╭─ Dataset content
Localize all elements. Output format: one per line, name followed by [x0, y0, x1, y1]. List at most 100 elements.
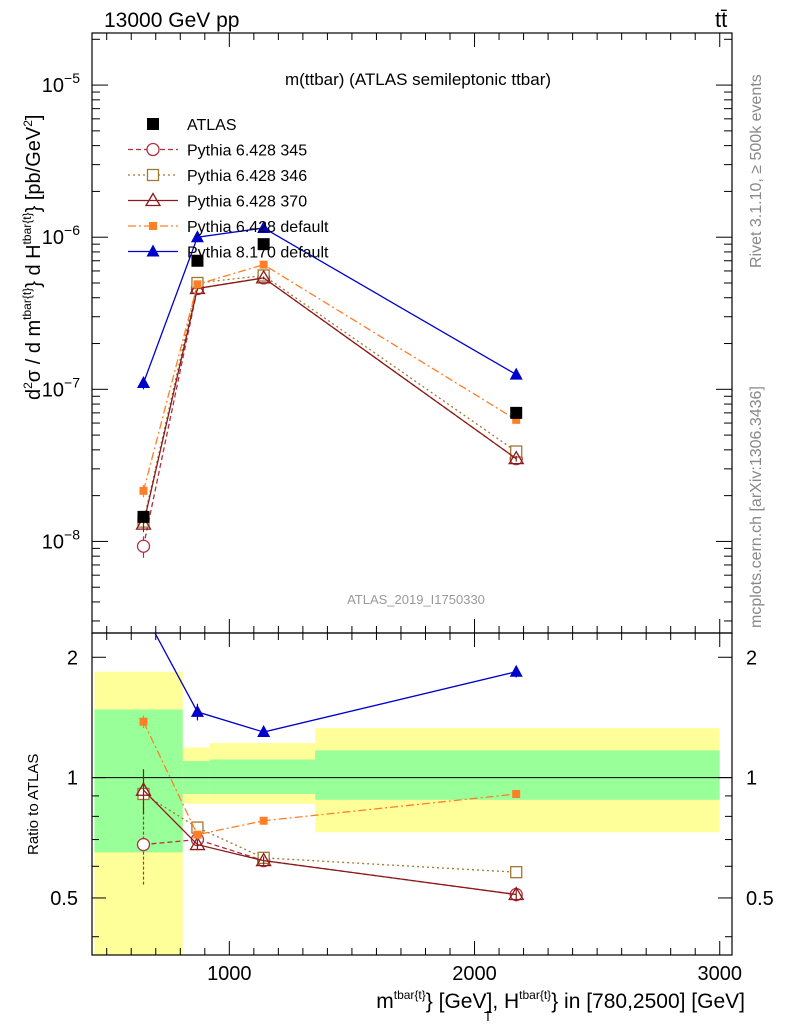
legend-marker [146, 142, 160, 157]
series-line [142, 277, 517, 525]
y-axis-label-part: d [23, 389, 45, 400]
data-point [259, 260, 268, 269]
uncertainty-band-inner [94, 709, 183, 853]
data-point [137, 510, 150, 523]
data-point [509, 367, 523, 380]
y-tick-exponent: −7 [64, 374, 80, 390]
data-point [255, 269, 272, 284]
y-tick-label: 10−7 [42, 374, 80, 401]
ratio-point [189, 836, 206, 851]
data-point [136, 376, 150, 389]
x-axis-label-subscript: T [484, 1009, 492, 1024]
data-point [190, 230, 204, 243]
y-axis-label-part: ] [23, 115, 45, 121]
series-line [142, 274, 517, 522]
legend: ATLAS Pythia 6.428 345 Pythia 6.428 346 Pyt… [128, 117, 329, 262]
ratio-point [257, 725, 271, 738]
ratio-point [512, 789, 521, 798]
ratio-y-tick-label: 1 [67, 768, 78, 790]
x-axis-label-part: m [376, 990, 394, 1013]
data-point [512, 415, 521, 424]
legend-label: ATLAS [187, 117, 237, 134]
legend-label: Pythia 8.170 default [187, 245, 329, 262]
series-atlas-main [137, 238, 523, 523]
ratio-point [137, 605, 150, 617]
analysis-watermark: ATLAS_2019_I1750330 [347, 592, 485, 607]
y-tick-exponent: −5 [64, 70, 80, 86]
y-axis-label-part: tbar{t} [20, 288, 34, 320]
data-point [193, 280, 202, 289]
ratio-point [509, 664, 523, 677]
x-axis-label: mtbar{t}} [GeV], Htbar{t}} in [780,2500]… [376, 988, 745, 1013]
data-point [508, 450, 525, 465]
ratio-point [193, 830, 202, 839]
data-point [139, 486, 148, 495]
ratio-point [139, 717, 148, 726]
y-axis-label-part: } [pb/GeV [23, 126, 45, 212]
series-pythia-6-428-370-main [135, 269, 525, 533]
data-point [510, 406, 523, 419]
y-axis-label-part: 2 [21, 382, 35, 389]
y-axis-label-group: d2σ / d mtbar{t}} d Htbar{t}} [pb/GeV2] [20, 115, 45, 400]
ratio-point [190, 704, 204, 717]
ratio-y-tick-label: 2 [67, 647, 78, 669]
data-point [257, 238, 270, 251]
header-process-label: 13000 GeV pp [104, 9, 240, 32]
ratio-point [508, 886, 525, 901]
legend-label: Pythia 6.428 345 [187, 143, 307, 160]
legend-marker [147, 118, 159, 130]
data-point [135, 515, 152, 530]
ratio-line [143, 793, 517, 873]
y-axis-label: d2σ / d mtbar{t}} d Htbar{t}} [pb/GeV2] [20, 115, 45, 400]
x-axis-label-part: } [GeV], H [426, 990, 519, 1013]
legend-marker [144, 192, 162, 207]
legend-marker [146, 244, 160, 257]
ratio-y-tick-label-right: 2 [746, 647, 757, 669]
ratio-y-tick-label-right: 1 [746, 768, 757, 790]
ratio-point [255, 852, 272, 867]
ratio-y-label-group: Ratio to ATLAS [25, 754, 42, 855]
series-pythia-8-170-default-ratio [137, 605, 523, 738]
y-axis-label-part: } d H [23, 244, 45, 287]
data-point [191, 254, 204, 267]
y-axis-label-part: σ / d m [23, 320, 45, 382]
series-pythia-6-428-default-ratio [139, 715, 521, 840]
uncertainty-band-inner [209, 759, 316, 794]
y-tick-exponent: −6 [64, 222, 80, 238]
y-tick-label: 10−6 [42, 222, 80, 249]
data-point [257, 220, 271, 233]
ratio-point [259, 816, 268, 825]
legend-marker [149, 222, 157, 230]
legend-label: Pythia 6.428 370 [187, 194, 307, 211]
ratio-line [143, 789, 517, 896]
ratio-y-axis-label: Ratio to ATLAS [25, 754, 42, 855]
side-rivet-label: Rivet 3.1.10, ≥ 500k events [748, 74, 765, 268]
series-pythia-6-428-default-main [139, 260, 521, 498]
side-source-label: mcplots.cern.ch [arXiv:1306.3436] [748, 386, 765, 628]
ratio-frame [91, 632, 733, 956]
x-tick-label: 1000 [207, 963, 252, 985]
legend-label: Pythia 6.428 346 [187, 168, 307, 185]
ratio-y-tick-label-right: 0.5 [746, 888, 774, 910]
chart-title: m(ttbar) (ATLAS semileptonic ttbar) [285, 70, 551, 89]
y-axis-label-part: tbar{t} [20, 212, 34, 244]
ratio-line [154, 633, 517, 733]
header-final-state-label: tt̄ [715, 7, 728, 32]
series-pythia-8-170-default-main [136, 220, 523, 390]
y-tick-exponent: −8 [64, 526, 80, 542]
ratio-point [136, 837, 151, 852]
ratio-point [135, 781, 152, 796]
y-tick-label: 10−8 [42, 526, 80, 553]
series-line [142, 263, 517, 492]
y-tick-label: 10−5 [42, 70, 80, 97]
series-pythia-6-428-370-ratio [135, 769, 525, 902]
x-axis-label-part: tbar{t} [394, 988, 426, 1002]
legend-label: Pythia 6.428 default [187, 219, 329, 236]
series-line [142, 227, 517, 384]
ratio-y-tick-label: 0.5 [50, 888, 78, 910]
x-tick-label: 3000 [697, 963, 742, 985]
ratio-point [510, 866, 523, 879]
data-point [136, 539, 151, 553]
ratio-line [143, 838, 517, 896]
╰─
Put every line of the entries above into a JSON list of strings, one string per line. Omit blank lines and the picture markers.

• _Answer to the problem_
[
  "Localize all elements. Output format: one per line, name followed by [x0, y0, x1, y1]. List at most 100 elements.",
  "legend-marker [146, 142, 160, 157]",
  "series-line [142, 277, 517, 525]",
  "y-axis-label-part: d [23, 389, 45, 400]",
  "data-point [259, 260, 268, 269]",
  "uncertainty-band-inner [94, 709, 183, 853]",
  "data-point [137, 510, 150, 523]",
  "data-point [509, 367, 523, 380]",
  "y-tick-exponent: −7 [64, 374, 80, 390]",
  "data-point [255, 269, 272, 284]",
  "y-tick-label: 10−7 [42, 374, 80, 401]",
  "ratio-point [189, 836, 206, 851]",
  "data-point [136, 376, 150, 389]",
  "x-axis-label-subscript: T [484, 1009, 492, 1024]",
  "data-point [190, 230, 204, 243]",
  "y-axis-label-part: ] [23, 115, 45, 121]",
  "series-line [142, 274, 517, 522]",
  "legend: ATLAS Pythia 6.428 345 Pythia 6.428 346 Pyt… [128, 117, 329, 262]",
  "ratio-point [257, 725, 271, 738]",
  "ratio-point [512, 789, 521, 798]",
  "ratio-y-tick-label: 1 [67, 768, 78, 790]",
  "x-axis-label-part: m [376, 990, 394, 1013]",
  "data-point [512, 415, 521, 424]",
  "legend-label: ATLAS [187, 117, 237, 134]",
  "legend-label: Pythia 8.170 default [187, 245, 329, 262]",
  "series-atlas-main [137, 238, 523, 523]",
  "ratio-point [137, 605, 150, 617]",
  "analysis-watermark: ATLAS_2019_I1750330 [347, 592, 485, 607]",
  "y-tick-exponent: −5 [64, 70, 80, 86]",
  "y-axis-label-part: tbar{t} [20, 288, 34, 320]",
  "data-point [193, 280, 202, 289]",
  "ratio-point [509, 664, 523, 677]",
  "x-axis-label: mtbar{t}} [GeV], Htbar{t}} in [780,2500]… [376, 988, 745, 1013]",
  "data-point [508, 450, 525, 465]",
  "ratio-point [193, 830, 202, 839]",
  "data-point [139, 486, 148, 495]",
  "ratio-point [139, 717, 148, 726]",
  "y-axis-label-part: } [pb/GeV [23, 126, 45, 212]",
  "series-pythia-6-428-370-main [135, 269, 525, 533]",
  "data-point [510, 406, 523, 419]",
  "y-axis-label-part: 2 [21, 382, 35, 389]",
  "y-axis-label-group: d2σ / d mtbar{t}} d Htbar{t}} [pb/GeV2] [20, 115, 45, 400]",
  "ratio-point [190, 704, 204, 717]",
  "ratio-y-tick-label: 2 [67, 647, 78, 669]",
  "data-point [257, 238, 270, 251]",
  "header-process-label: 13000 GeV pp [104, 9, 240, 32]",
  "ratio-point [508, 886, 525, 901]",
  "legend-label: Pythia 6.428 345 [187, 143, 307, 160]",
  "legend-marker [147, 118, 159, 130]",
  "data-point [135, 515, 152, 530]",
  "ratio-line [143, 793, 517, 873]",
  "y-axis-label: d2σ / d mtbar{t}} d Htbar{t}} [pb/GeV2] [20, 115, 45, 400]",
  "x-axis-label-part: } [GeV], H [426, 990, 519, 1013]",
  "legend-marker [144, 192, 162, 207]",
  "legend-marker [146, 244, 160, 257]",
  "ratio-y-tick-label-right: 2 [746, 647, 757, 669]",
  "ratio-y-tick-label-right: 1 [746, 768, 757, 790]",
  "ratio-point [255, 852, 272, 867]",
  "ratio-y-label-group: Ratio to ATLAS [25, 754, 42, 855]",
  "series-pythia-8-170-default-ratio [137, 605, 523, 738]",
  "y-axis-label-part: } d H [23, 244, 45, 287]",
  "data-point [191, 254, 204, 267]",
  "y-axis-label-part: σ / d m [23, 320, 45, 382]",
  "series-pythia-6-428-default-ratio [139, 715, 521, 840]",
  "uncertainty-band-inner [209, 759, 316, 794]",
  "y-tick-exponent: −6 [64, 222, 80, 238]",
  "y-tick-label: 10−6 [42, 222, 80, 249]",
  "data-point [257, 220, 271, 233]",
  "ratio-point [259, 816, 268, 825]",
  "legend-marker [149, 222, 157, 230]",
  "legend-label: Pythia 6.428 370 [187, 194, 307, 211]",
  "ratio-line [143, 789, 517, 896]",
  "ratio-y-axis-label: Ratio to ATLAS [25, 754, 42, 855]",
  "side-rivet-label: Rivet 3.1.10, ≥ 500k events [748, 74, 765, 268]",
  "series-pythia-6-428-default-main [139, 260, 521, 498]",
  "side-source-label: mcplots.cern.ch [arXiv:1306.3436] [748, 386, 765, 628]",
  "ratio-frame [91, 632, 733, 956]",
  "x-tick-label: 1000 [207, 963, 252, 985]",
  "legend-label: Pythia 6.428 346 [187, 168, 307, 185]",
  "ratio-y-tick-label-right: 0.5 [746, 888, 774, 910]",
  "chart-title: m(ttbar) (ATLAS semileptonic ttbar) [285, 70, 551, 89]",
  "y-axis-label-part: tbar{t} [20, 212, 34, 244]",
  "ratio-line [154, 633, 517, 733]",
  "header-final-state-label: tt̄ [715, 7, 728, 32]",
  "series-pythia-8-170-default-main [136, 220, 523, 390]",
  "y-tick-exponent: −8 [64, 526, 80, 542]",
  "ratio-point [136, 837, 151, 852]",
  "ratio-point [135, 781, 152, 796]",
  "y-tick-label: 10−8 [42, 526, 80, 553]",
  "series-line [142, 263, 517, 492]",
  "y-tick-label: 10−5 [42, 70, 80, 97]",
  "series-pythia-6-428-370-ratio [135, 769, 525, 902]",
  "x-axis-label-part: tbar{t} [394, 988, 426, 1002]",
  "legend-label: Pythia 6.428 default [187, 219, 329, 236]",
  "series-line [142, 227, 517, 384]",
  "ratio-y-tick-label: 0.5 [50, 888, 78, 910]",
  "x-tick-label: 3000 [697, 963, 742, 985]",
  "ratio-point [510, 866, 523, 879]",
  "data-point [136, 539, 151, 553]",
  "ratio-line [143, 838, 517, 896]"
]